_Records from a dataset_.

---+---

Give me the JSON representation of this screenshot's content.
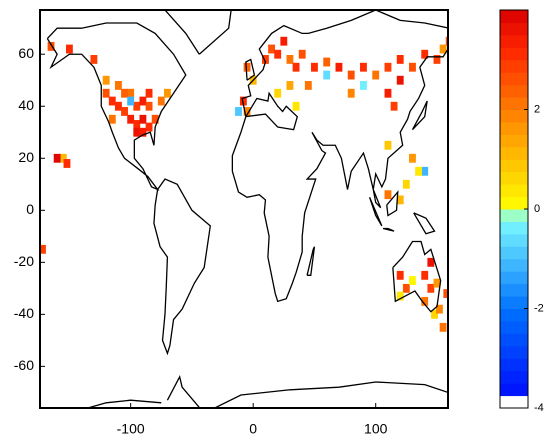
{
  "chart_data": {
    "type": "gridmap",
    "xlim": [
      -174,
      159
    ],
    "ylim": [
      -76,
      77
    ],
    "xticks": [
      -100,
      0,
      100
    ],
    "yticks": [
      -60,
      -40,
      -20,
      0,
      20,
      40,
      60
    ],
    "clim": [
      -4,
      4
    ],
    "cticks": [
      -4,
      -2,
      0,
      2
    ],
    "colormap": "jet-diverging",
    "x": [
      -120,
      -115,
      -110,
      -105,
      -100,
      -95,
      -90,
      -85,
      -80,
      -95,
      -90,
      -85,
      -100,
      -105,
      -110,
      -120,
      -130,
      -150,
      -165,
      -75,
      -70,
      -85,
      -95,
      -90,
      -100,
      -115,
      -155,
      -152,
      -172,
      15,
      20,
      25,
      10,
      30,
      35,
      40,
      50,
      60,
      70,
      80,
      90,
      100,
      110,
      120,
      130,
      140,
      150,
      155,
      60,
      90,
      110,
      115,
      45,
      30,
      20,
      -8,
      -5,
      -12,
      35,
      0,
      -5,
      80,
      120,
      160,
      110,
      130,
      140,
      135,
      125,
      110,
      120,
      -160,
      120,
      125,
      130,
      140,
      145,
      150,
      140,
      148,
      120,
      145,
      152,
      158,
      155
    ],
    "y": [
      45,
      42,
      40,
      38,
      35,
      33,
      35,
      32,
      35,
      40,
      42,
      40,
      45,
      45,
      48,
      50,
      58,
      62,
      63,
      42,
      45,
      45,
      30,
      30,
      42,
      35,
      20,
      18,
      -15,
      62,
      60,
      65,
      58,
      58,
      55,
      60,
      55,
      57,
      55,
      52,
      55,
      52,
      55,
      58,
      55,
      60,
      58,
      62,
      52,
      48,
      45,
      40,
      48,
      48,
      45,
      42,
      38,
      38,
      40,
      50,
      55,
      45,
      50,
      65,
      25,
      20,
      15,
      15,
      10,
      6,
      4,
      20,
      -25,
      -30,
      -27,
      -25,
      -30,
      -28,
      -35,
      -40,
      -33,
      -20,
      -38,
      -32,
      -45
    ],
    "values": [
      2.5,
      3,
      3.2,
      2.8,
      3.4,
      3,
      3.5,
      3.1,
      2.7,
      2.9,
      3.3,
      2.6,
      2.2,
      2.4,
      2,
      1.5,
      2.8,
      3,
      2.5,
      2,
      1.5,
      3.2,
      3.6,
      3.4,
      -1.2,
      2,
      1,
      3,
      2.8,
      2.5,
      3.2,
      3.4,
      2.8,
      2,
      3,
      2.7,
      3.1,
      2.4,
      3.3,
      2.6,
      3,
      2.2,
      2.8,
      3,
      2.5,
      3.2,
      2.8,
      1.6,
      -0.6,
      -0.4,
      3.4,
      2.9,
      2,
      1.4,
      0.6,
      3,
      1.8,
      -1,
      0.4,
      1.2,
      2.4,
      1.8,
      3.5,
      2.6,
      0.8,
      1.5,
      -1.2,
      0.3,
      0.5,
      2,
      1.2,
      3.8,
      3,
      2.5,
      0.2,
      3.2,
      2.8,
      1.5,
      2,
      0.5,
      0.3,
      3.5,
      1.8,
      2.5,
      2
    ]
  }
}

---+---

_Problem to solve_. Transcribe the listing in full. Omit the pictures and keep every line exact.

_Task result_.
Give me the JSON representation of this screenshot's content.
{
  "chart_data": {
    "type": "gridmap",
    "xlim": [
      -174,
      159
    ],
    "ylim": [
      -76,
      77
    ],
    "xticks": [
      -100,
      0,
      100
    ],
    "yticks": [
      -60,
      -40,
      -20,
      0,
      20,
      40,
      60
    ],
    "clim": [
      -4,
      4
    ],
    "cticks": [
      -4,
      -2,
      0,
      2
    ],
    "colormap": "jet-diverging",
    "x": [
      -120,
      -115,
      -110,
      -105,
      -100,
      -95,
      -90,
      -85,
      -80,
      -95,
      -90,
      -85,
      -100,
      -105,
      -110,
      -120,
      -130,
      -150,
      -165,
      -75,
      -70,
      -85,
      -95,
      -90,
      -100,
      -115,
      -155,
      -152,
      -172,
      15,
      20,
      25,
      10,
      30,
      35,
      40,
      50,
      60,
      70,
      80,
      90,
      100,
      110,
      120,
      130,
      140,
      150,
      155,
      60,
      90,
      110,
      115,
      45,
      30,
      20,
      -8,
      -5,
      -12,
      35,
      0,
      -5,
      80,
      120,
      160,
      110,
      130,
      140,
      135,
      125,
      110,
      120,
      -160,
      120,
      125,
      130,
      140,
      145,
      150,
      140,
      148,
      120,
      145,
      152,
      158,
      155
    ],
    "y": [
      45,
      42,
      40,
      38,
      35,
      33,
      35,
      32,
      35,
      40,
      42,
      40,
      45,
      45,
      48,
      50,
      58,
      62,
      63,
      42,
      45,
      45,
      30,
      30,
      42,
      35,
      20,
      18,
      -15,
      62,
      60,
      65,
      58,
      58,
      55,
      60,
      55,
      57,
      55,
      52,
      55,
      52,
      55,
      58,
      55,
      60,
      58,
      62,
      52,
      48,
      45,
      40,
      48,
      48,
      45,
      42,
      38,
      38,
      40,
      50,
      55,
      45,
      50,
      65,
      25,
      20,
      15,
      15,
      10,
      6,
      4,
      20,
      -25,
      -30,
      -27,
      -25,
      -30,
      -28,
      -35,
      -40,
      -33,
      -20,
      -38,
      -32,
      -45
    ],
    "values": [
      2.5,
      3,
      3.2,
      2.8,
      3.4,
      3,
      3.5,
      3.1,
      2.7,
      2.9,
      3.3,
      2.6,
      2.2,
      2.4,
      2,
      1.5,
      2.8,
      3,
      2.5,
      2,
      1.5,
      3.2,
      3.6,
      3.4,
      -1.2,
      2,
      1,
      3,
      2.8,
      2.5,
      3.2,
      3.4,
      2.8,
      2,
      3,
      2.7,
      3.1,
      2.4,
      3.3,
      2.6,
      3,
      2.2,
      2.8,
      3,
      2.5,
      3.2,
      2.8,
      1.6,
      -0.6,
      -0.4,
      3.4,
      2.9,
      2,
      1.4,
      0.6,
      3,
      1.8,
      -1,
      0.4,
      1.2,
      2.4,
      1.8,
      3.5,
      2.6,
      0.8,
      1.5,
      -1.2,
      0.3,
      0.5,
      2,
      1.2,
      3.8,
      3,
      2.5,
      0.2,
      3.2,
      2.8,
      1.5,
      2,
      0.5,
      0.3,
      3.5,
      1.8,
      2.5,
      2
    ]
  }
}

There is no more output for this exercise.